[Written task]
Determine how many lines contain the string "bilgilerini". Respond with that number and nothing more.
─── Data in this exercise
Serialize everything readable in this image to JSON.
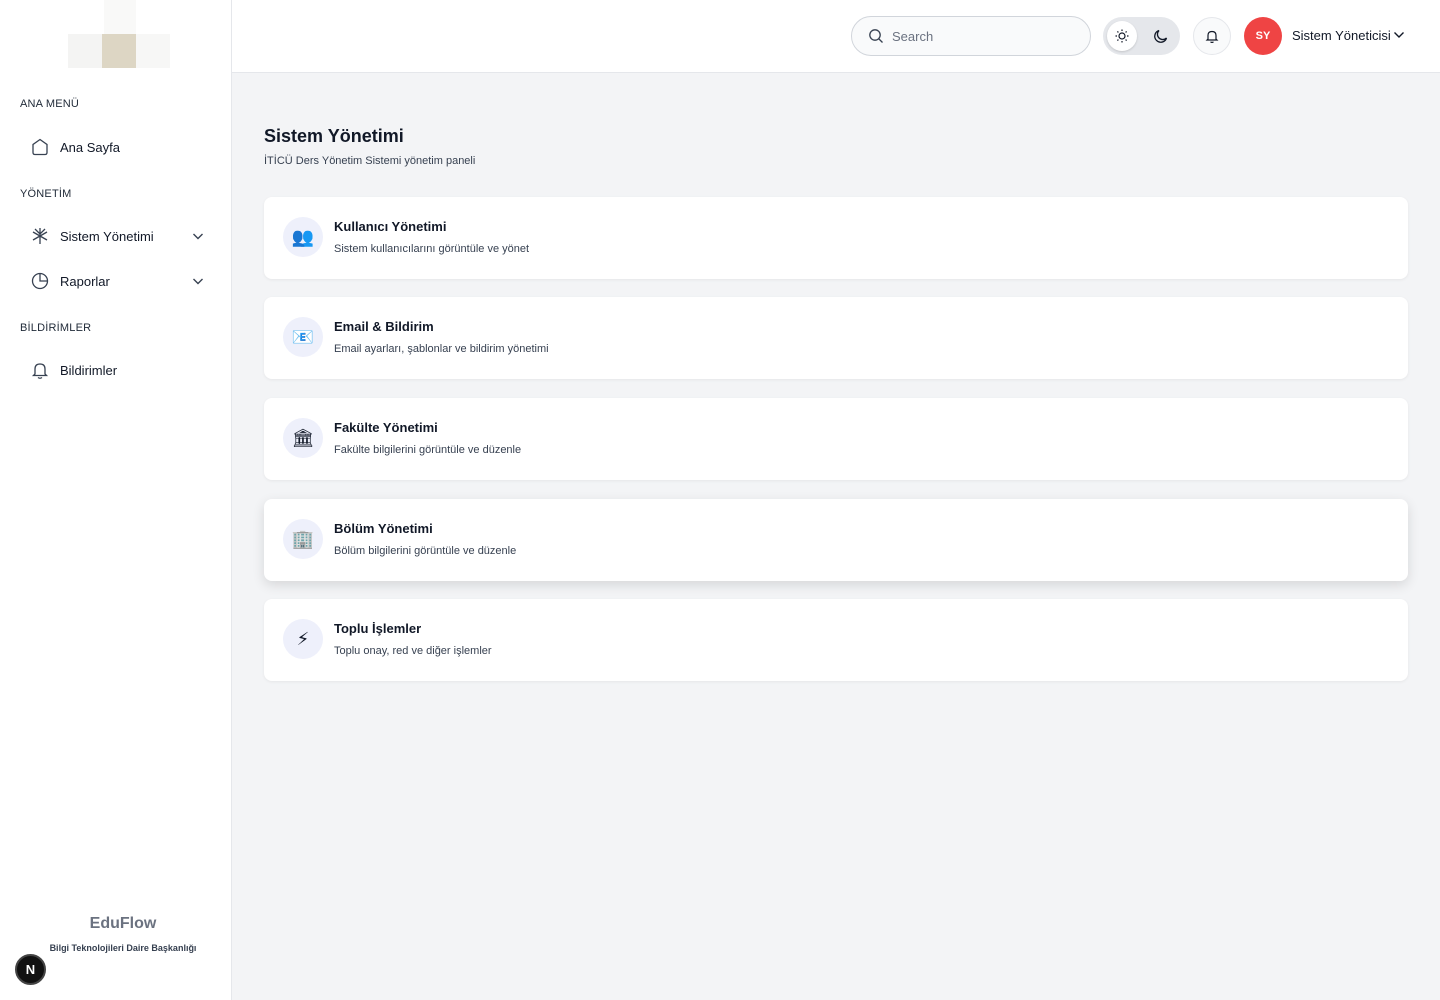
{
  "sidebar": {
    "sections": [
      {
        "label": "ANA MENÜ"
      },
      {
        "label": "YÖNETİM"
      },
      {
        "label": "BİLDİRİMLER"
      }
    ],
    "items": [
      {
        "label": "Ana Sayfa",
        "icon": "home-icon"
      },
      {
        "label": "Sistem Yönetimi",
        "icon": "system-icon"
      },
      {
        "label": "Raporlar",
        "icon": "pie-chart-icon"
      },
      {
        "label": "Bildirimler",
        "icon": "bell-icon"
      }
    ],
    "brand": {
      "name": "EduFlow",
      "subtitle": "Bilgi Teknolojileri Daire Başkanlığı"
    },
    "badge": "N"
  },
  "header": {
    "search_placeholder": "Search",
    "avatar_initials": "SY",
    "avatar_color": "#ef4444",
    "user_name": "Sistem Yöneticisi"
  },
  "main": {
    "title": "Sistem Yönetimi",
    "subtitle": "İTİCÜ Ders Yönetim Sistemi yönetim paneli",
    "cards": [
      {
        "icon": "👥",
        "icon_name": "users-icon",
        "title": "Kullanıcı Yönetimi",
        "desc": "Sistem kullanıcılarını görüntüle ve yönet"
      },
      {
        "icon": "📧",
        "icon_name": "email-icon",
        "title": "Email & Bildirim",
        "desc": "Email ayarları, şablonlar ve bildirim yönetimi"
      },
      {
        "icon": "🏛",
        "icon_name": "building-icon",
        "title": "Fakülte Yönetimi",
        "desc": "Fakülte bilgilerini görüntüle ve düzenle"
      },
      {
        "icon": "🏢",
        "icon_name": "office-icon",
        "title": "Bölüm Yönetimi",
        "desc": "Bölüm bilgilerini görüntüle ve düzenle"
      },
      {
        "icon": "⚡",
        "icon_name": "lightning-icon",
        "title": "Toplu İşlemler",
        "desc": "Toplu onay, red ve diğer işlemler"
      }
    ]
  }
}
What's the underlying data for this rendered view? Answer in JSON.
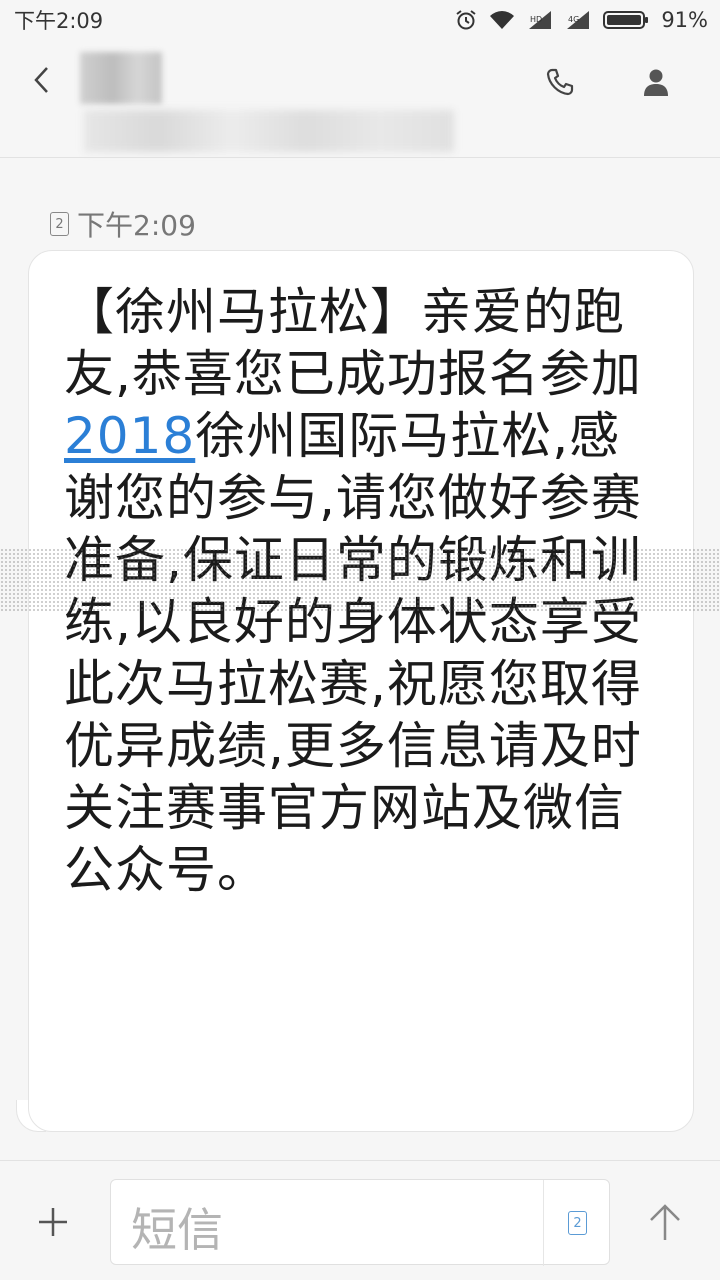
{
  "status_bar": {
    "time": "下午2:09",
    "battery_percent": "91%",
    "battery_level": 0.91,
    "icons": [
      "alarm-icon",
      "wifi-icon",
      "signal-icon",
      "signal-icon",
      "battery-icon"
    ]
  },
  "header": {
    "back_icon": "chevron-left-icon",
    "call_icon": "phone-icon",
    "contact_icon": "person-icon"
  },
  "conversation": {
    "sim_slot": "2",
    "timestamp": "下午2:09",
    "message": {
      "before_link": "【徐州马拉松】亲爱的跑友,恭喜您已成功报名参加",
      "link_text": "2018",
      "after_link": "徐州国际马拉松,感谢您的参与,请您做好参赛准备,保证日常的锻炼和训练,以良好的身体状态享受此次马拉松赛,祝愿您取得优异成绩,更多信息请及时关注赛事官方网站及微信公众号。"
    }
  },
  "composer": {
    "attach_icon": "plus-icon",
    "placeholder": "短信",
    "sim_slot": "2",
    "send_icon": "arrow-up-icon"
  },
  "colors": {
    "link": "#2b7fd6",
    "sim_badge": "#5b9bd5"
  }
}
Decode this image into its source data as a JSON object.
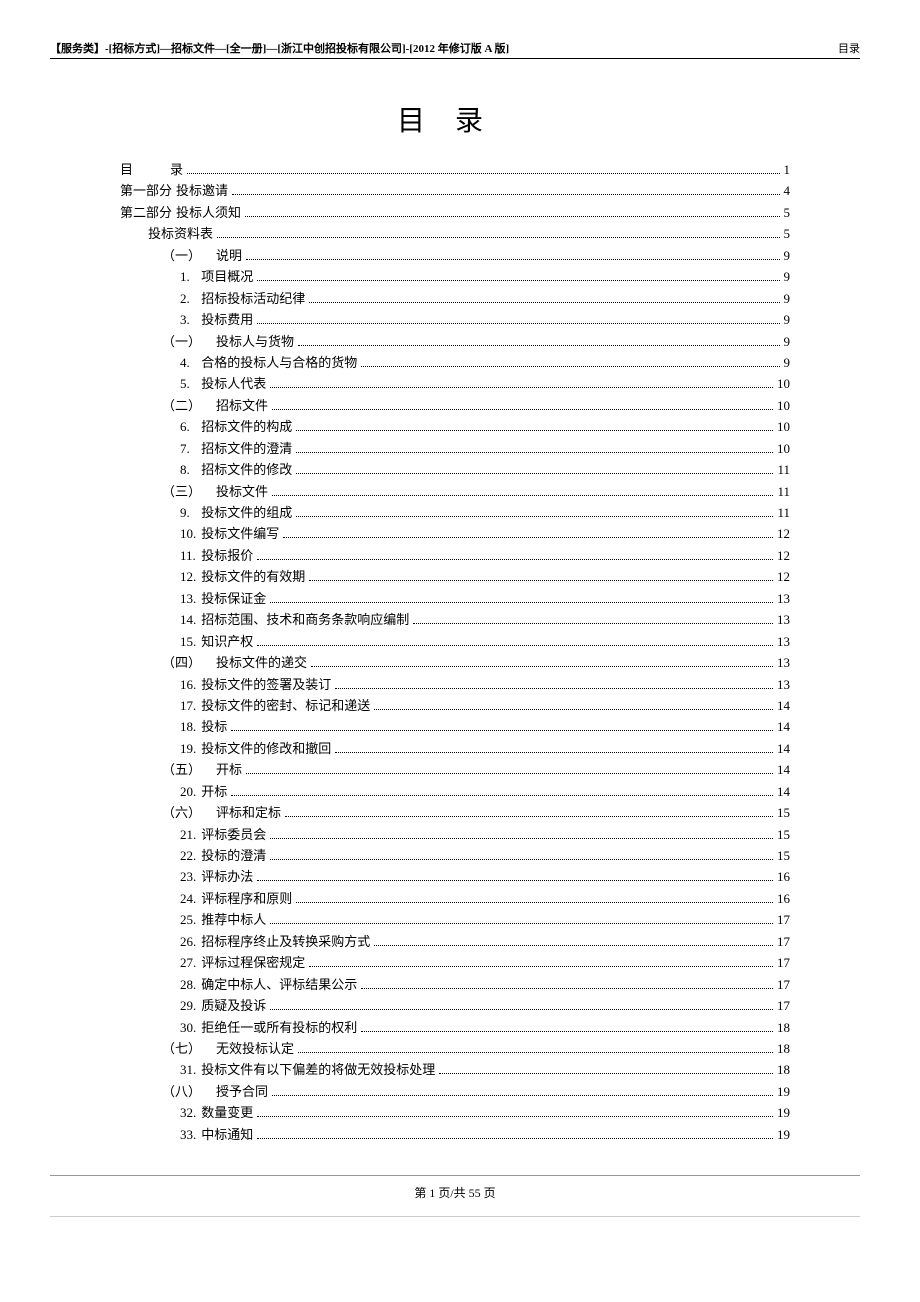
{
  "header": {
    "left": "【服务类】-[招标方式]—招标文件—[全一册]—[浙江中创招投标有限公司]-[2012 年修订版 A 版]",
    "right": "目录"
  },
  "title": "目录",
  "toc": [
    {
      "indent": 1,
      "label": "目",
      "label2": "录",
      "page": "1",
      "spaced": true
    },
    {
      "indent": 1,
      "label": "第一部分",
      "label2": "投标邀请",
      "page": "4"
    },
    {
      "indent": 1,
      "label": "第二部分",
      "label2": "投标人须知",
      "page": "5"
    },
    {
      "indent": 2,
      "label": "投标资料表",
      "page": "5"
    },
    {
      "indent": 3,
      "label": "（一）",
      "label2": "说明",
      "page": "9",
      "gap": true
    },
    {
      "indent": 4,
      "label": "1.",
      "label2": "项目概况",
      "page": "9"
    },
    {
      "indent": 4,
      "label": "2.",
      "label2": "招标投标活动纪律",
      "page": "9"
    },
    {
      "indent": 4,
      "label": "3.",
      "label2": "投标费用",
      "page": "9"
    },
    {
      "indent": 3,
      "label": "（一）",
      "label2": "投标人与货物",
      "page": "9",
      "gap": true
    },
    {
      "indent": 4,
      "label": "4.",
      "label2": "合格的投标人与合格的货物",
      "page": "9"
    },
    {
      "indent": 4,
      "label": "5.",
      "label2": "投标人代表",
      "page": "10"
    },
    {
      "indent": 3,
      "label": "（二）",
      "label2": "招标文件",
      "page": "10",
      "gap": true
    },
    {
      "indent": 4,
      "label": "6.",
      "label2": "招标文件的构成",
      "page": "10"
    },
    {
      "indent": 4,
      "label": "7.",
      "label2": "招标文件的澄清",
      "page": "10"
    },
    {
      "indent": 4,
      "label": "8.",
      "label2": "招标文件的修改",
      "page": "11"
    },
    {
      "indent": 3,
      "label": "（三）",
      "label2": "投标文件",
      "page": "11",
      "gap": true
    },
    {
      "indent": 4,
      "label": "9.",
      "label2": "投标文件的组成",
      "page": "11"
    },
    {
      "indent": 4,
      "label": "10.",
      "label2": "投标文件编写",
      "page": "12"
    },
    {
      "indent": 4,
      "label": "11.",
      "label2": "投标报价",
      "page": "12"
    },
    {
      "indent": 4,
      "label": "12.",
      "label2": "投标文件的有效期",
      "page": "12"
    },
    {
      "indent": 4,
      "label": "13.",
      "label2": "投标保证金",
      "page": "13"
    },
    {
      "indent": 4,
      "label": "14.",
      "label2": "招标范围、技术和商务条款响应编制",
      "page": "13"
    },
    {
      "indent": 4,
      "label": "15.",
      "label2": "知识产权",
      "page": "13"
    },
    {
      "indent": 3,
      "label": "（四）",
      "label2": "投标文件的递交",
      "page": "13",
      "gap": true
    },
    {
      "indent": 4,
      "label": "16.",
      "label2": "投标文件的签署及装订",
      "page": "13"
    },
    {
      "indent": 4,
      "label": "17.",
      "label2": "投标文件的密封、标记和递送",
      "page": "14"
    },
    {
      "indent": 4,
      "label": "18.",
      "label2": "投标",
      "page": "14"
    },
    {
      "indent": 4,
      "label": "19.",
      "label2": "投标文件的修改和撤回",
      "page": "14"
    },
    {
      "indent": 3,
      "label": "（五）",
      "label2": "开标",
      "page": "14",
      "gap": true
    },
    {
      "indent": 4,
      "label": "20.",
      "label2": "开标",
      "page": "14"
    },
    {
      "indent": 3,
      "label": "（六）",
      "label2": "评标和定标",
      "page": "15",
      "gap": true
    },
    {
      "indent": 4,
      "label": "21.",
      "label2": "评标委员会",
      "page": "15"
    },
    {
      "indent": 4,
      "label": "22.",
      "label2": "投标的澄清",
      "page": "15"
    },
    {
      "indent": 4,
      "label": "23.",
      "label2": "评标办法",
      "page": "16"
    },
    {
      "indent": 4,
      "label": "24.",
      "label2": "评标程序和原则",
      "page": "16"
    },
    {
      "indent": 4,
      "label": "25.",
      "label2": "推荐中标人",
      "page": "17"
    },
    {
      "indent": 4,
      "label": "26.",
      "label2": "招标程序终止及转换采购方式",
      "page": "17"
    },
    {
      "indent": 4,
      "label": "27.",
      "label2": "评标过程保密规定",
      "page": "17"
    },
    {
      "indent": 4,
      "label": "28.",
      "label2": "确定中标人、评标结果公示",
      "page": "17"
    },
    {
      "indent": 4,
      "label": "29.",
      "label2": "质疑及投诉",
      "page": "17"
    },
    {
      "indent": 4,
      "label": "30.",
      "label2": "拒绝任一或所有投标的权利",
      "page": "18"
    },
    {
      "indent": 3,
      "label": "（七）",
      "label2": "无效投标认定",
      "page": "18",
      "gap": true
    },
    {
      "indent": 4,
      "label": "31.",
      "label2": "投标文件有以下偏差的将做无效投标处理",
      "page": "18"
    },
    {
      "indent": 3,
      "label": "（八）",
      "label2": "授予合同",
      "page": "19",
      "gap": true
    },
    {
      "indent": 4,
      "label": "32.",
      "label2": "数量变更",
      "page": "19"
    },
    {
      "indent": 4,
      "label": "33.",
      "label2": "中标通知",
      "page": "19"
    }
  ],
  "footer": {
    "page_text": "第 1 页/共 55 页"
  }
}
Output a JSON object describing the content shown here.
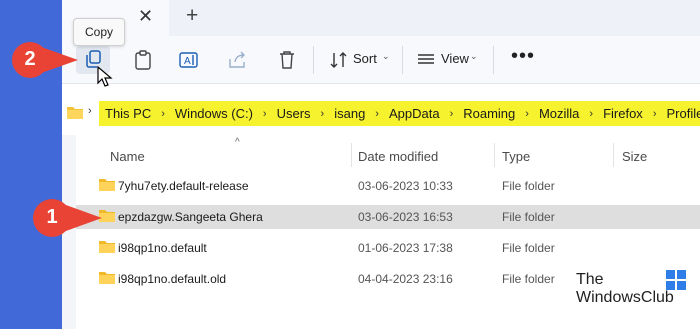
{
  "toolbar": {
    "tooltip": "Copy",
    "sort_label": "Sort",
    "view_label": "View",
    "more_label": "•••"
  },
  "breadcrumb": [
    "This PC",
    "Windows (C:)",
    "Users",
    "isang",
    "AppData",
    "Roaming",
    "Mozilla",
    "Firefox",
    "Profiles"
  ],
  "columns": {
    "name": "Name",
    "date": "Date modified",
    "type": "Type",
    "size": "Size"
  },
  "rows": [
    {
      "name": "7yhu7ety.default-release",
      "date": "03-06-2023 10:33",
      "type": "File folder"
    },
    {
      "name": "epzdazgw.Sangeeta Ghera",
      "date": "03-06-2023 16:53",
      "type": "File folder"
    },
    {
      "name": "i98qp1no.default",
      "date": "01-06-2023 17:38",
      "type": "File folder"
    },
    {
      "name": "i98qp1no.default.old",
      "date": "04-04-2023 23:16",
      "type": "File folder"
    }
  ],
  "callouts": {
    "one": "1",
    "two": "2"
  },
  "brand": {
    "line1": "The",
    "line2": "WindowsClub"
  },
  "colors": {
    "accent_bg": "#4169d8",
    "highlight": "#f6f22e",
    "callout": "#e94335",
    "selected_row": "#dedede"
  }
}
──────
[Answer to the task]
2